EXERCISE OBJECTIVE >> Below are entries; copy exactly, and only, the lines from the one containing "Output the text content of this document." through their final line, leaving out pictures.

=== GIVEN INFORMATION ===

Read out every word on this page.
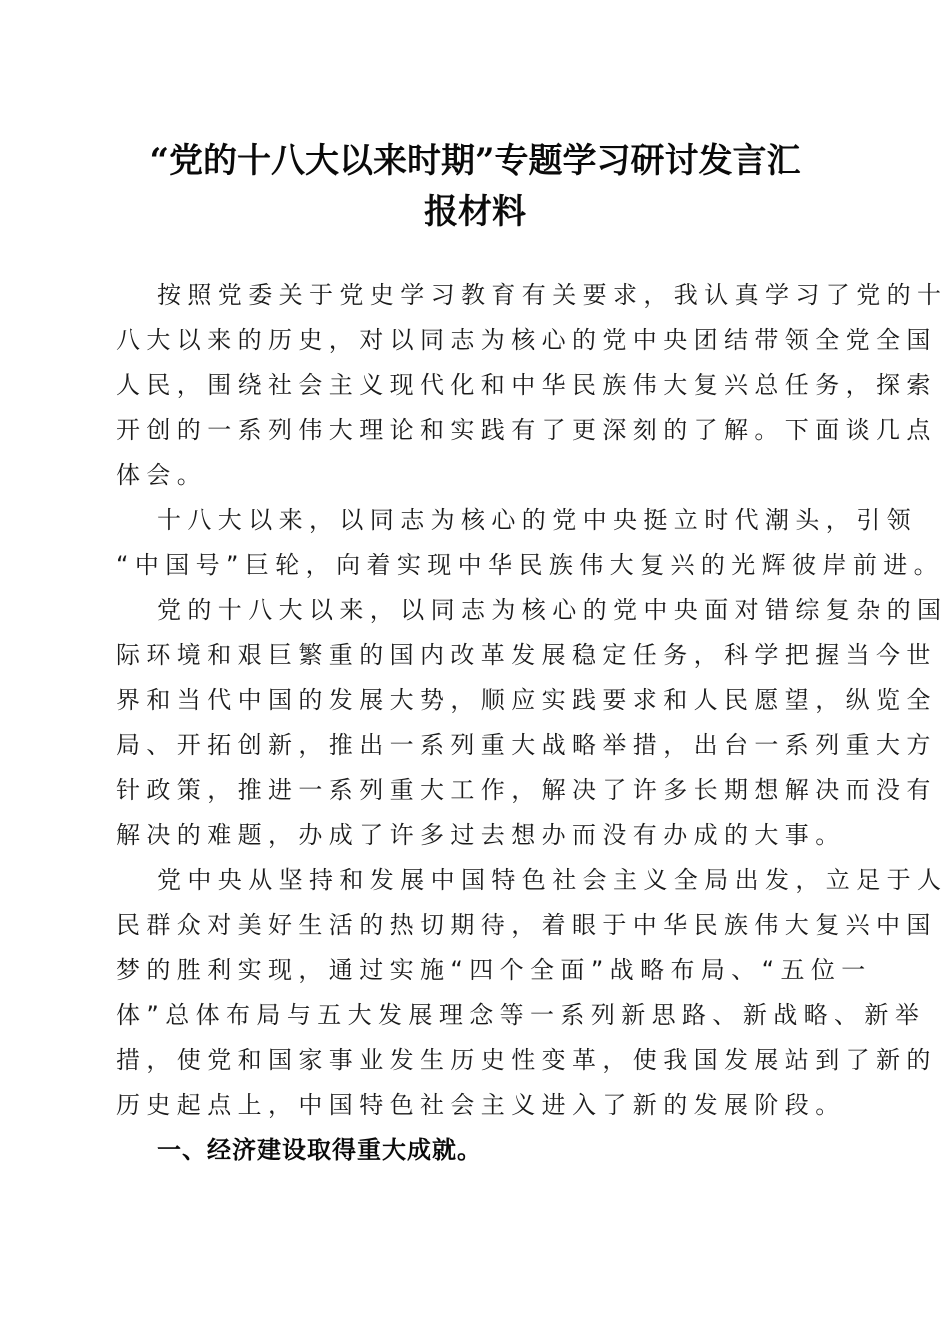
“党的十八大以来时期”专题学习研讨发言汇
报材料
按照党委关于党史学习教育有关要求，我认真学习了党的十
八大以来的历史，对以同志为核心的党中央团结带领全党全国
人民，围绕社会主义现代化和中华民族伟大复兴总任务，探索
开创的一系列伟大理论和实践有了更深刻的了解。下面谈几点
体会。
十八大以来，以同志为核心的党中央挺立时代潮头，引领
“中国号”巨轮，向着实现中华民族伟大复兴的光辉彼岸前进。
党的十八大以来，以同志为核心的党中央面对错综复杂的国
际环境和艰巨繁重的国内改革发展稳定任务，科学把握当今世
界和当代中国的发展大势，顺应实践要求和人民愿望，纵览全
局、开拓创新，推出一系列重大战略举措，出台一系列重大方
针政策，推进一系列重大工作，解决了许多长期想解决而没有
解决的难题，办成了许多过去想办而没有办成的大事。
党中央从坚持和发展中国特色社会主义全局出发，立足于人
民群众对美好生活的热切期待，着眼于中华民族伟大复兴中国
梦的胜利实现，通过实施“四个全面”战略布局、“五位一
体”总体布局与五大发展理念等一系列新思路、新战略、新举
措，使党和国家事业发生历史性变革，使我国发展站到了新的
历史起点上，中国特色社会主义进入了新的发展阶段。
一、经济建设取得重大成就。
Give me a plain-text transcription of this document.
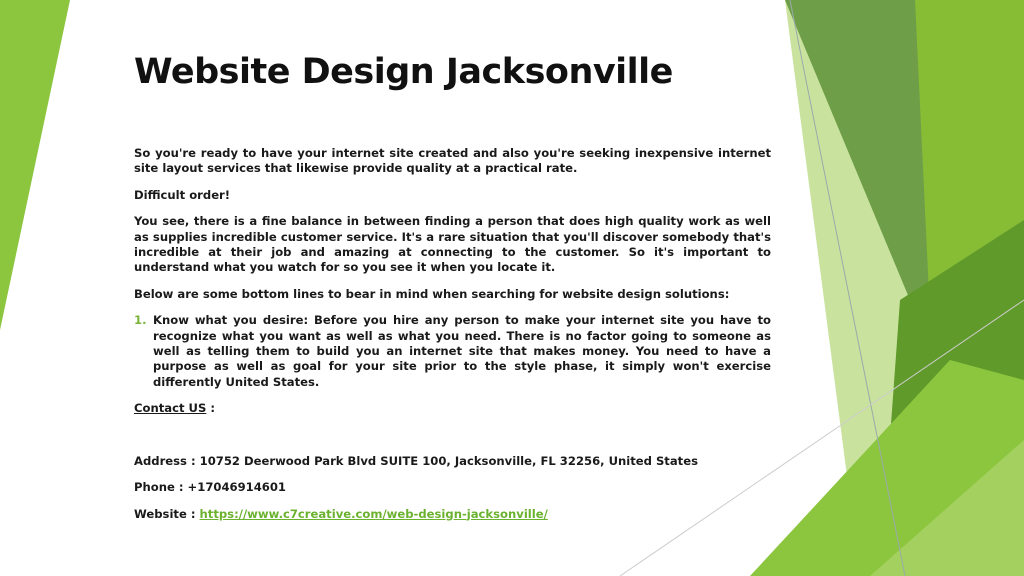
Website Design Jacksonville

So you're ready to have your internet site created and also you're seeking inexpensive internet site layout services that likewise provide quality at a practical rate.

Difficult order!

You see, there is a fine balance in between finding a person that does high quality work as well as supplies incredible customer service. It's a rare situation that you'll discover somebody that's incredible at their job and amazing at connecting to the customer. So it's important to understand what you watch for so you see it when you locate it.

Below are some bottom lines to bear in mind when searching for website design solutions:

1. Know what you desire: Before you hire any person to make your internet site you have to recognize what you want as well as what you need. There is no factor going to someone as well as telling them to build you an internet site that makes money. You need to have a purpose as well as goal for your site prior to the style phase, it simply won't exercise differently United States.

Contact US :

Address : 10752 Deerwood Park Blvd SUITE 100, Jacksonville, FL 32256, United States

Phone : +17046914601

Website : https://www.c7creative.com/web-design-jacksonville/
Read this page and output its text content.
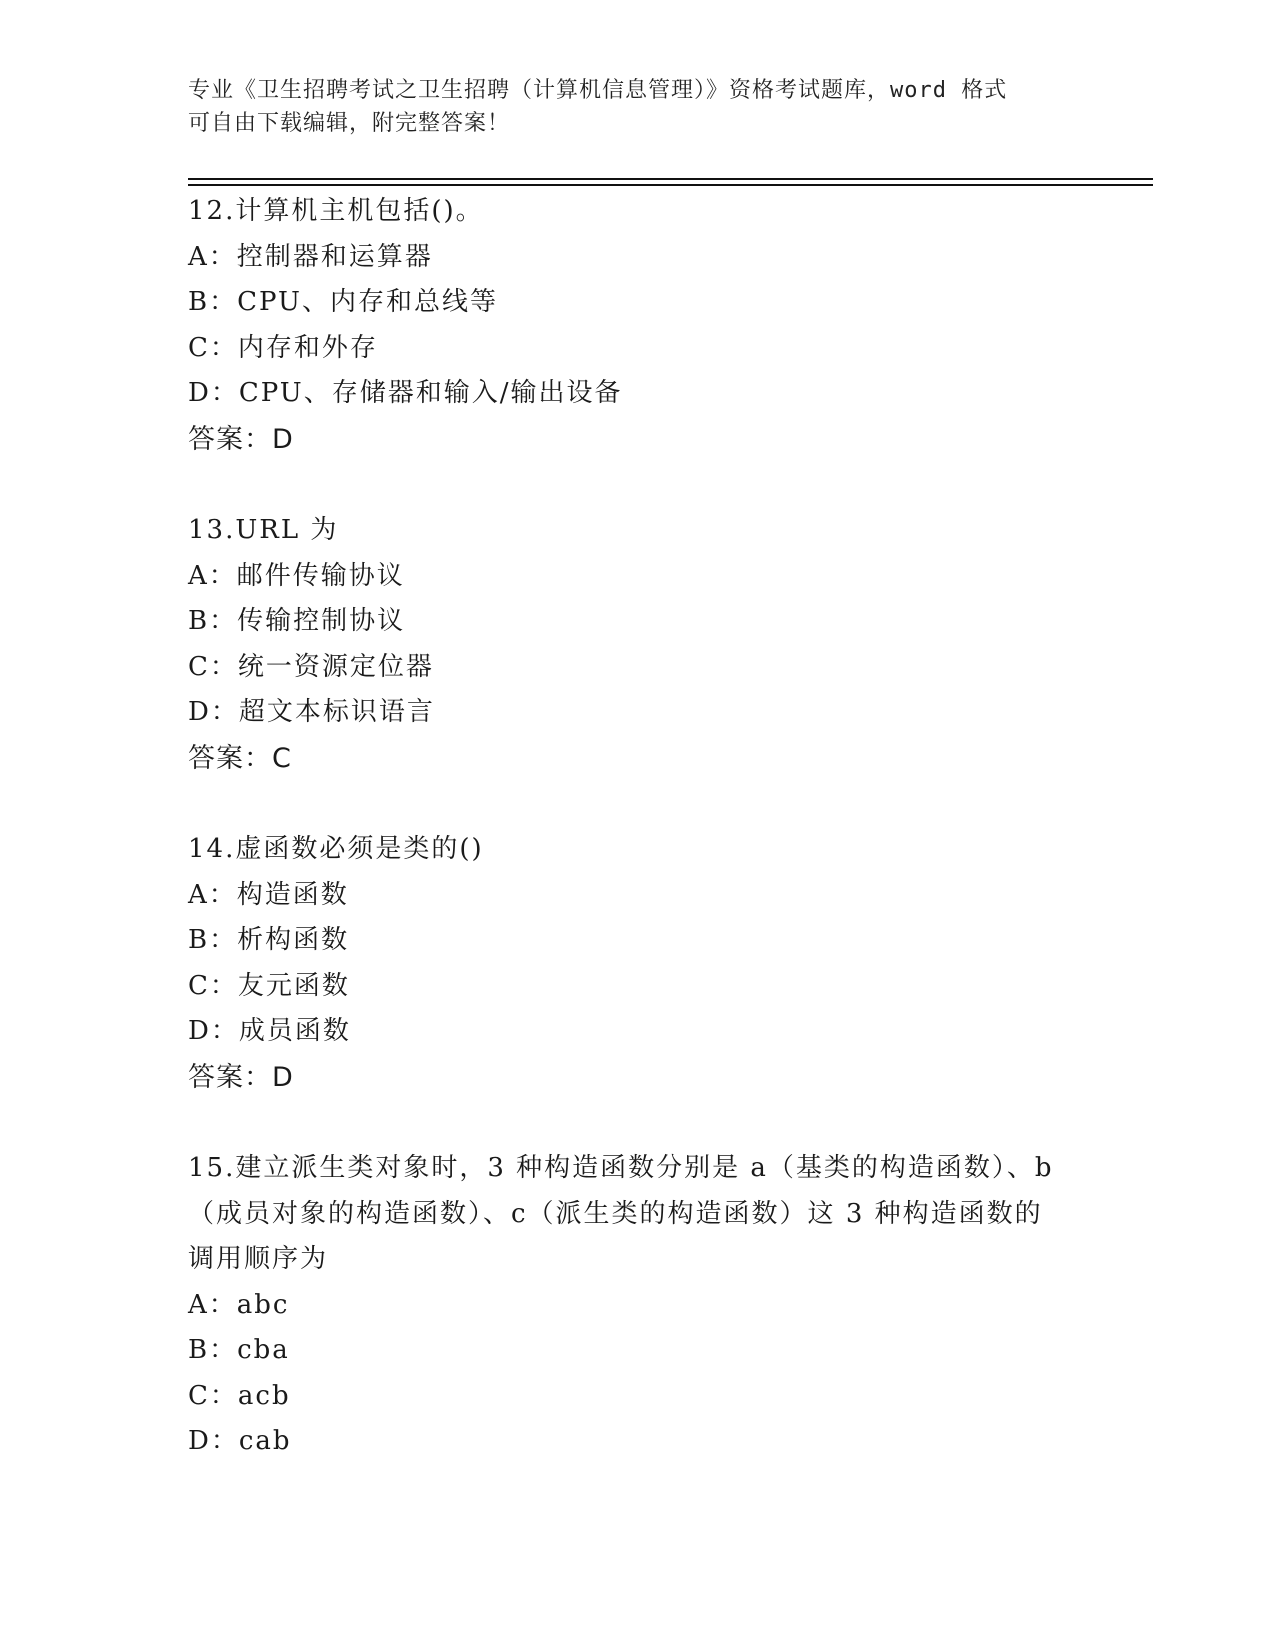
专业《卫生招聘考试之卫生招聘（计算机信息管理）》资格考试题库，word 格式
可自由下载编辑，附完整答案！
12.计算机主机包括()。
A：控制器和运算器
B：CPU、内存和总线等
C：内存和外存
D：CPU、存储器和输入/输出设备
答案：D
13.URL 为
A：邮件传输协议
B：传输控制协议
C：统一资源定位器
D：超文本标识语言
答案：C
14.虚函数必须是类的()
A：构造函数
B：析构函数
C：友元函数
D：成员函数
答案：D
15.建立派生类对象时，3 种构造函数分别是 a（基类的构造函数）、b
（成员对象的构造函数）、c（派生类的构造函数）这 3 种构造函数的
调用顺序为
A：abc
B：cba
C：acb
D：cab
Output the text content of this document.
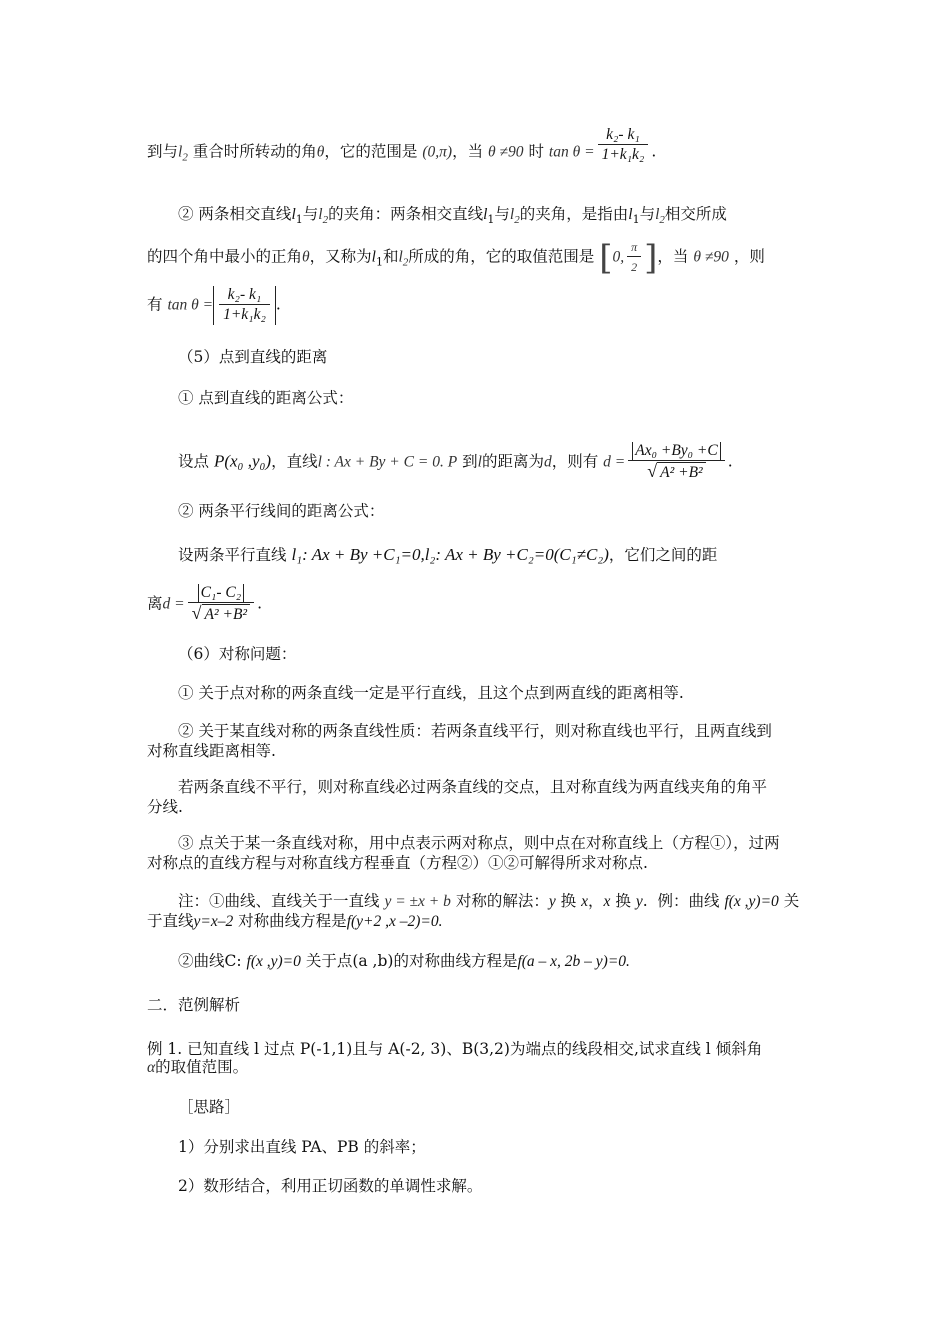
到与$l_2$ 重合时所转动的角θ，它的范围是 (0,π)，当 θ ≠90 时 $\tan \theta = \frac{\text{k₂- k₁}}{\text{1+k₁k₂}}$ .
② 两条相交直线$l_1$与$l_2$的夹角：两条相交直线$l_1$与$l_2$的夹角，是指由$l_1$与$l_2$相交所成
的四个角中最小的正角θ，又称为$l_1$和$l_2$所成的角，它的取值范围是 [0, $\frac{\pi}{2}$ ]，当 θ ≠90 ，则
有 $\tan \theta = \frac{\text{k₂- k₁}}{\text{1+k₁k₂}}$ .
（5）点到直线的距离
① 点到直线的距离公式：
设点 P(x₀ ,y₀)，直线l : Ax + By + C = 0. P 到l的距离为d，则有 $d = \frac{\text{Ax₀ +By₀ +C}}{\text{√ A² +B²}}$ .
② 两条平行线间的距离公式：
设两条平行直线 l₁: Ax + By +C₁=0,l₂: Ax + By +C₂=0(C₁≠C₂)，它们之间的距
离$d = \frac{\text{C₁- C₂}}{\text{√ A² +B²}}$ .
（6）对称问题：
① 关于点对称的两条直线一定是平行直线，且这个点到两直线的距离相等.
② 关于某直线对称的两条直线性质：若两条直线平行，则对称直线也平行，且两直线到
对称直线距离相等.
若两条直线不平行，则对称直线必过两条直线的交点，且对称直线为两直线夹角的角平
分线.
③ 点关于某一条直线对称，用中点表示两对称点，则中点在对称直线上（方程①），过两
对称点的直线方程与对称直线方程垂直（方程②）①②可解得所求对称点.
注：①曲线、直线关于一直线 y = ±x + b 对称的解法：y 换 x，x 换 y. 例：曲线 f(x ,y)=0 关
于直线y=x–2 对称曲线方程是f(y+2 ,x –2)=0.
②曲线C: f(x ,y)=0 关于点(a ,b)的对称曲线方程是f(a – x, 2b – y)=0.
二．范例解析
例 1. 已知直线 l 过点 P(-1,1)且与 A(-2, 3)、B(3,2)为端点的线段相交,试求直线 l 倾斜角
α的取值范围。
［思路］
1）分别求出直线 PA、PB 的斜率；
2）数形结合，利用正切函数的单调性求解。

===

RESPONSE TO THIS EXERCISE >>
Output the text content of this document.
到与$l_2$ 重合时所转动的角θ，它的范围是 (0,π)，当 θ ≠90 时 $\tan \theta = \frac{\text{k₂- k₁}}{\text{1+k₁k₂}}$ .
② 两条相交直线$l_1$与$l_2$的夹角：两条相交直线$l_1$与$l_2$的夹角，是指由$l_1$与$l_2$相交所成
的四个角中最小的正角θ，又称为$l_1$和$l_2$所成的角，它的取值范围是 [0, $\frac{\pi}{2}$ ]，当 θ ≠90 ，则
有 $\tan \theta = \frac{\text{k₂- k₁}}{\text{1+k₁k₂}}$ .
（5）点到直线的距离
① 点到直线的距离公式：
设点 P(x₀ ,y₀)，直线l : Ax + By + C = 0. P 到l的距离为d，则有 $d = \frac{\text{Ax₀ +By₀ +C}}{\text{√ A² +B²}}$ .
② 两条平行线间的距离公式：
设两条平行直线 l₁: Ax + By +C₁=0,l₂: Ax + By +C₂=0(C₁≠C₂)，它们之间的距
离$d = \frac{\text{C₁- C₂}}{\text{√ A² +B²}}$ .
（6）对称问题：
① 关于点对称的两条直线一定是平行直线，且这个点到两直线的距离相等.
② 关于某直线对称的两条直线性质：若两条直线平行，则对称直线也平行，且两直线到
对称直线距离相等.
若两条直线不平行，则对称直线必过两条直线的交点，且对称直线为两直线夹角的角平
分线.
③ 点关于某一条直线对称，用中点表示两对称点，则中点在对称直线上（方程①），过两
对称点的直线方程与对称直线方程垂直（方程②）①②可解得所求对称点.
注：①曲线、直线关于一直线 y = ±x + b 对称的解法：y 换 x，x 换 y. 例：曲线 f(x ,y)=0 关
于直线y=x–2 对称曲线方程是f(y+2 ,x –2)=0.
②曲线C: f(x ,y)=0 关于点(a ,b)的对称曲线方程是f(a – x, 2b – y)=0.
二．范例解析
例 1. 已知直线 l 过点 P(-1,1)且与 A(-2, 3)、B(3,2)为端点的线段相交,试求直线 l 倾斜角
α的取值范围。
［思路］
1）分别求出直线 PA、PB 的斜率；
2）数形结合，利用正切函数的单调性求解。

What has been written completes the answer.